[Records]
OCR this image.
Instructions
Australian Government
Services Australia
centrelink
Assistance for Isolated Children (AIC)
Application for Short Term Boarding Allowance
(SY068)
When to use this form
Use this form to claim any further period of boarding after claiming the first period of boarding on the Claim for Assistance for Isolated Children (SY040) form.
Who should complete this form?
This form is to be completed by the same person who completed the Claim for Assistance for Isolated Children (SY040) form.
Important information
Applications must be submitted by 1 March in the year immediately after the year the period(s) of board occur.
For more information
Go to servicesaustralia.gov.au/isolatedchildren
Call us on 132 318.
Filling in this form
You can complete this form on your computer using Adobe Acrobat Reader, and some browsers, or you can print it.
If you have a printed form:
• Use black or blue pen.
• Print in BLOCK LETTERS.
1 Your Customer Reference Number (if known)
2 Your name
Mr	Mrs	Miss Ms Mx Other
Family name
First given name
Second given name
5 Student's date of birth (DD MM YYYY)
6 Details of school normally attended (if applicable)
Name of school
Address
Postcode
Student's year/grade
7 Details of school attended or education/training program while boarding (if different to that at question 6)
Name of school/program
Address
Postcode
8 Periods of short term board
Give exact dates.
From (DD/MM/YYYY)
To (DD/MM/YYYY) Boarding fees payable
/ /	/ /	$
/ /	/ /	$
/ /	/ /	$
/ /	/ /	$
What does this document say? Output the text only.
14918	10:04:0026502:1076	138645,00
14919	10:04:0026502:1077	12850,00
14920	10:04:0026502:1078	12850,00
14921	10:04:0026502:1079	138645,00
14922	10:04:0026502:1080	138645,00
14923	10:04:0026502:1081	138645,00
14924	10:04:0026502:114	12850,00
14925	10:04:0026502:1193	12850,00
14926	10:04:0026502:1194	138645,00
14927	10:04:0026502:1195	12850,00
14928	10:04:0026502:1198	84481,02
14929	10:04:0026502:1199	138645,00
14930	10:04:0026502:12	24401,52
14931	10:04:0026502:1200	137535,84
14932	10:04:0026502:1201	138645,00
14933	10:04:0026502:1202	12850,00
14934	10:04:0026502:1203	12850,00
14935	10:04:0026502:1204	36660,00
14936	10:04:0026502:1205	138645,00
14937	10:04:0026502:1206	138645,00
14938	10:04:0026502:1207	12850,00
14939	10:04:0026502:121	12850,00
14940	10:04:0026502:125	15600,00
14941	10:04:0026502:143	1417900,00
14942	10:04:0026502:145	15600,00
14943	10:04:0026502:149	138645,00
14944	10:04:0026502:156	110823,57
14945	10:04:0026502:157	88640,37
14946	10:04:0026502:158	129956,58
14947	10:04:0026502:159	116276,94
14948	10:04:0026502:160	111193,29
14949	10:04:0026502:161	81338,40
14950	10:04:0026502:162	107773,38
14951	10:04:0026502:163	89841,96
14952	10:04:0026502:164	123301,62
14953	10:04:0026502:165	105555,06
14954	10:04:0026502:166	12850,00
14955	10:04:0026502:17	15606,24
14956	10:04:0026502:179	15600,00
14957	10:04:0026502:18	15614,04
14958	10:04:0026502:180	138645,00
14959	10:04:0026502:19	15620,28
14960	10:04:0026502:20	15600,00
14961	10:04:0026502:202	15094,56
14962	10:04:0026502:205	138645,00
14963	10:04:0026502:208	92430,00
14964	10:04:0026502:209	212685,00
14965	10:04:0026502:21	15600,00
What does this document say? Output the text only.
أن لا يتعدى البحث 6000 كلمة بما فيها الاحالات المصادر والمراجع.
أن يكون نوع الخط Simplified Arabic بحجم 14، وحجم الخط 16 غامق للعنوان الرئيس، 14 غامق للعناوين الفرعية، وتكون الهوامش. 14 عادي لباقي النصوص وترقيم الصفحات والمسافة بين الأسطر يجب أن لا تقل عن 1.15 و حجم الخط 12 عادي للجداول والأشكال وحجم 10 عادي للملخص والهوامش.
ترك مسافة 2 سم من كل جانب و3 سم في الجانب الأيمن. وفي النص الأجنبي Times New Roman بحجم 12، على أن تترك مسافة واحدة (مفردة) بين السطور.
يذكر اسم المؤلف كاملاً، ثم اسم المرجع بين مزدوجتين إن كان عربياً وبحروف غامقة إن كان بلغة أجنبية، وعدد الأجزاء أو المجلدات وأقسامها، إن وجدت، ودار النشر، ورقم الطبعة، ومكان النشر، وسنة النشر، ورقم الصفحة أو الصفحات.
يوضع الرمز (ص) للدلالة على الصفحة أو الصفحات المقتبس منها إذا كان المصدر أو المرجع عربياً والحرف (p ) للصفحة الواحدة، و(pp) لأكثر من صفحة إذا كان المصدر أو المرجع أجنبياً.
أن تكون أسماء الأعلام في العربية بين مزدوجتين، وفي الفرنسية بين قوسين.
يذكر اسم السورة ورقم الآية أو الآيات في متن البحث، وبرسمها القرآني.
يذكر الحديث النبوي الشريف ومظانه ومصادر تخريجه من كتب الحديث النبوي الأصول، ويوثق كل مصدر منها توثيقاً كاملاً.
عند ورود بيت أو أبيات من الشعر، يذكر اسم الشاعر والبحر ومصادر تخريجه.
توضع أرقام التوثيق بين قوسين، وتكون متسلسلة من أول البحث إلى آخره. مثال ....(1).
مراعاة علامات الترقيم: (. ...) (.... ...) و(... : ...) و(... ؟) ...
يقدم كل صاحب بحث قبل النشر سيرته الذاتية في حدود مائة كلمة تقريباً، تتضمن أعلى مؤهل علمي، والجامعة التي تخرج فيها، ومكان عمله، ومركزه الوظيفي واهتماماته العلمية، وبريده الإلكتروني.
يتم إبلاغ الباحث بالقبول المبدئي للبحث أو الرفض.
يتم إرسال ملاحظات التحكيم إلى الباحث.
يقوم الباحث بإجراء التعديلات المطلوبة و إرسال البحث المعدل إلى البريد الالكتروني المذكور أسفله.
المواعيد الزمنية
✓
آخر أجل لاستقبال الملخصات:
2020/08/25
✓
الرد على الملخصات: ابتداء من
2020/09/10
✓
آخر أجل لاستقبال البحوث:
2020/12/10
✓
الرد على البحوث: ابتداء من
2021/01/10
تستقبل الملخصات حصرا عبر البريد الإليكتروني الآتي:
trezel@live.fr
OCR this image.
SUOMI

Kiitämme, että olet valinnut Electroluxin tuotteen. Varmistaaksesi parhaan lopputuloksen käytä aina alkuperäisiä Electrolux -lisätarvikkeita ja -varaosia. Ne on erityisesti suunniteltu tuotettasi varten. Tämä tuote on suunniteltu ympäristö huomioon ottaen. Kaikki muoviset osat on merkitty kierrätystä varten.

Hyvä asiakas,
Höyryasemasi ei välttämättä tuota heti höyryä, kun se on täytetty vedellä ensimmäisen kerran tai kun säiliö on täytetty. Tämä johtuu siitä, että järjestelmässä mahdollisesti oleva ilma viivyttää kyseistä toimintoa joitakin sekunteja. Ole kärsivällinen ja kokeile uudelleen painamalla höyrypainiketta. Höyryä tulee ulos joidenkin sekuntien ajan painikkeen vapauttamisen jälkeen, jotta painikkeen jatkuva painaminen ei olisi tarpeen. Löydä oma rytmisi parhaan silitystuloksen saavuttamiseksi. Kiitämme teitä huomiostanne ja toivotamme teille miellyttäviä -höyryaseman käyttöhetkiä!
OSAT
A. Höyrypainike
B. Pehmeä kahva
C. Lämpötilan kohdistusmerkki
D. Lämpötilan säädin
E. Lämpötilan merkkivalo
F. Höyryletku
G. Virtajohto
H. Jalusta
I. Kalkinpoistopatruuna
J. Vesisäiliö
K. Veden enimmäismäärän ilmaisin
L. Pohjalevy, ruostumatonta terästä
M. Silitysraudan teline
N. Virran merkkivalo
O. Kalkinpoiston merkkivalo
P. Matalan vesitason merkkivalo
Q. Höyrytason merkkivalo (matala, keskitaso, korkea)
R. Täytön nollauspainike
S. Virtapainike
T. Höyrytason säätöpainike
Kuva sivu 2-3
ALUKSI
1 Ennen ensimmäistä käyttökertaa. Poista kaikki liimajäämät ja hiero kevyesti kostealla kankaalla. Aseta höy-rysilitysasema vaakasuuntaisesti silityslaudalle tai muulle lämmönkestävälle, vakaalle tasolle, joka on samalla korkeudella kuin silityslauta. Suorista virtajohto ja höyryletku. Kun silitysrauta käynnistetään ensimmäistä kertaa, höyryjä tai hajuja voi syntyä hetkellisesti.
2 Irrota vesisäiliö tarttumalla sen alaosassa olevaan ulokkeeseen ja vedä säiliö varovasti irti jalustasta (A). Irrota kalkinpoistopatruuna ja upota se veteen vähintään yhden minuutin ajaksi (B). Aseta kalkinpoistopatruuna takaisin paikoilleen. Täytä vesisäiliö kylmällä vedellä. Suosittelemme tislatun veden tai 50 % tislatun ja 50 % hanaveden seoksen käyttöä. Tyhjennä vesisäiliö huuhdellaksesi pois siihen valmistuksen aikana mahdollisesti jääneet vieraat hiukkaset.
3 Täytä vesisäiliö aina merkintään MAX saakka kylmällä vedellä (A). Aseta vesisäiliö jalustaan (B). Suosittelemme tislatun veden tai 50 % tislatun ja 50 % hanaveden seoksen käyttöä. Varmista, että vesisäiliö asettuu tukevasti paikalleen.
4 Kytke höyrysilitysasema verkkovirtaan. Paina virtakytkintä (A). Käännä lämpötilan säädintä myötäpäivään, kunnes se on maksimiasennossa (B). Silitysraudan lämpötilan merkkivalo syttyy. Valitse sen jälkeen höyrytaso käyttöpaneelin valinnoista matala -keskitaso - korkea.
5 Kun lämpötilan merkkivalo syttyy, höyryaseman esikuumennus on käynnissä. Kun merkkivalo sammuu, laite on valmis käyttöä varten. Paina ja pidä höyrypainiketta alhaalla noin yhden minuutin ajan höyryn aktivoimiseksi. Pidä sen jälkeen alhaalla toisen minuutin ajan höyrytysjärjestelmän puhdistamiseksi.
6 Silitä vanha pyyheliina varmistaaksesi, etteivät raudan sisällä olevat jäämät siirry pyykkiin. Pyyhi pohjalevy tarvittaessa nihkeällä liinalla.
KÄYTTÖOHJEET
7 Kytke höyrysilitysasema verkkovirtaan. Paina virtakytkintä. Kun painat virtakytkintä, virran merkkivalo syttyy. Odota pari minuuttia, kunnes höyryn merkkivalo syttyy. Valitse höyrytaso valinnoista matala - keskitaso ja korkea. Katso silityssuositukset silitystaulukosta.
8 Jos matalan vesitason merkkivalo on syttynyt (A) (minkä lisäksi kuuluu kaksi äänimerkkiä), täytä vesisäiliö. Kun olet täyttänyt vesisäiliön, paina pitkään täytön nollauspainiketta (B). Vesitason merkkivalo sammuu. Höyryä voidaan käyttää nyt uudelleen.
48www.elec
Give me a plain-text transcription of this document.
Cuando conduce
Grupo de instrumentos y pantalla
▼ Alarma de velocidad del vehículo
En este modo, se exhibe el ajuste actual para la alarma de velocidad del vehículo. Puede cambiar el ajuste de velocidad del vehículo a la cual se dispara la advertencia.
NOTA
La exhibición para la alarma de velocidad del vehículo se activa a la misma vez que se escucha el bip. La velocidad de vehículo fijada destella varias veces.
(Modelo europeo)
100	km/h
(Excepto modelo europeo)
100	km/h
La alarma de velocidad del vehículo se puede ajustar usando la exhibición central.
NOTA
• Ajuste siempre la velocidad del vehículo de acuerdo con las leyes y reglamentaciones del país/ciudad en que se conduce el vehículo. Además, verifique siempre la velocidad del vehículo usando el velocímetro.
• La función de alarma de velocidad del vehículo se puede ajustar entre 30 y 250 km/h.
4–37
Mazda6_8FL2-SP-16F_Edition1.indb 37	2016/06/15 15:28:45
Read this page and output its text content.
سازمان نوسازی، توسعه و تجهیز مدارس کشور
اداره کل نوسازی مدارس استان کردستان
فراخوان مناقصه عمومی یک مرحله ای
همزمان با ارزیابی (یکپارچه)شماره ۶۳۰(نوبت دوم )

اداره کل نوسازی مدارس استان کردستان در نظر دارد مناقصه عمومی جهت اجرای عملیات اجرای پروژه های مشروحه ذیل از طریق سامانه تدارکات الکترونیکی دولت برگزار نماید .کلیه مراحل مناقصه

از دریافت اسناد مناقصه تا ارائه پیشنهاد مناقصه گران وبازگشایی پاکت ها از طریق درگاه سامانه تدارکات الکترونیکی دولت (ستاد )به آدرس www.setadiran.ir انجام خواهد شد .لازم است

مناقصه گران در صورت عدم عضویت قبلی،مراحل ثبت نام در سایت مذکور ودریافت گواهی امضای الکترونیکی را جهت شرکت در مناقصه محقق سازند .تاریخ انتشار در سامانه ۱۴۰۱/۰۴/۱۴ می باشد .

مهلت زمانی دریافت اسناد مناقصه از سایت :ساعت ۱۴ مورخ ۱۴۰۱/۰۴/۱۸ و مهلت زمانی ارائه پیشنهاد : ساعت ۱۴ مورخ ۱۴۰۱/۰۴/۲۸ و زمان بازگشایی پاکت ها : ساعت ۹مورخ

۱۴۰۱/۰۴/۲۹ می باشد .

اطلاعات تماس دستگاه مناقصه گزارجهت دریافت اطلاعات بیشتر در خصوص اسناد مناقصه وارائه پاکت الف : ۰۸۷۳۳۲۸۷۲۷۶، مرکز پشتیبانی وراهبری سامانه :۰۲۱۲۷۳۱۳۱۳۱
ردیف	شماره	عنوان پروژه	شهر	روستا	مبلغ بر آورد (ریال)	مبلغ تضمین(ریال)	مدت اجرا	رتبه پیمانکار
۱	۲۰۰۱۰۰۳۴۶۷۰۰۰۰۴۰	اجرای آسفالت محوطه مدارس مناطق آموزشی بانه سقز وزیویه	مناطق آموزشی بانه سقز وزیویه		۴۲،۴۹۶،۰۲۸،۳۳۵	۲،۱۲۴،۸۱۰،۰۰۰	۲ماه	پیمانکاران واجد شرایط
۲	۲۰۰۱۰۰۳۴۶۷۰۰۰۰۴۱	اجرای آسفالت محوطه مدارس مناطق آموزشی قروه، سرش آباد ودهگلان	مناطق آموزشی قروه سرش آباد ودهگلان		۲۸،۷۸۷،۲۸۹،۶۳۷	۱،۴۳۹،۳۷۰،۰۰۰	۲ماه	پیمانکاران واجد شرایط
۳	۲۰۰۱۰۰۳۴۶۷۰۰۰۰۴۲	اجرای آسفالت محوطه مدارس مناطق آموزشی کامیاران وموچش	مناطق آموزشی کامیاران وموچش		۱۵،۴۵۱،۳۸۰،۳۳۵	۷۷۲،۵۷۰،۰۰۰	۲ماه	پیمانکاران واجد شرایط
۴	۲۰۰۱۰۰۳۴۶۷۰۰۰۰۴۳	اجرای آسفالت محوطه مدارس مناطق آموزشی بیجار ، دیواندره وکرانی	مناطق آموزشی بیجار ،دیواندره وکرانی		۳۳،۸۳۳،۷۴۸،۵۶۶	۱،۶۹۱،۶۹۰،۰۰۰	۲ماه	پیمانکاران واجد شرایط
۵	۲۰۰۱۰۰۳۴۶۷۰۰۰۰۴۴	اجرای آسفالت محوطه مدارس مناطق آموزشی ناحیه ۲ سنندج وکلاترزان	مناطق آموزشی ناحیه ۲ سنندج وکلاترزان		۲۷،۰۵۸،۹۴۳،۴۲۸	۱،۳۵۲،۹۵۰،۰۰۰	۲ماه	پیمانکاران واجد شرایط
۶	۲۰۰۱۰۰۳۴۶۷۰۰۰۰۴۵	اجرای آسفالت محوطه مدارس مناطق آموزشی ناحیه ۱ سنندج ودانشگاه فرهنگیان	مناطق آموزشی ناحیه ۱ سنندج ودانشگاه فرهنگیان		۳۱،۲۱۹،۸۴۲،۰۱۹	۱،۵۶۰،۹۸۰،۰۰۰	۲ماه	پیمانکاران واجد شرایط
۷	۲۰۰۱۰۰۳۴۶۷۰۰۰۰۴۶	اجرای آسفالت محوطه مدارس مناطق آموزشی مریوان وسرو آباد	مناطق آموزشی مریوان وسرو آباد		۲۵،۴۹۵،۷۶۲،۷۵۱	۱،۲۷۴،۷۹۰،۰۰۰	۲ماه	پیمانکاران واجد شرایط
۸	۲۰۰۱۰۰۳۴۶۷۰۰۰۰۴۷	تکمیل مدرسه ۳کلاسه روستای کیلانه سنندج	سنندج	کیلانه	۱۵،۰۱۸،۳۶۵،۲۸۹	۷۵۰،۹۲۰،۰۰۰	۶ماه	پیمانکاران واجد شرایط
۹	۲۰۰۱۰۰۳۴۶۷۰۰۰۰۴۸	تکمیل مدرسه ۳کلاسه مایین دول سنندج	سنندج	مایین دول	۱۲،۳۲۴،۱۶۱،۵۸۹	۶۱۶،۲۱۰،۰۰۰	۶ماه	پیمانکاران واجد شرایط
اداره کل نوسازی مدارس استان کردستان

THE REQUEST:
Give only the count of lines in this material that contain the string "پیشنهاد".

RESPONSE BELOW:
2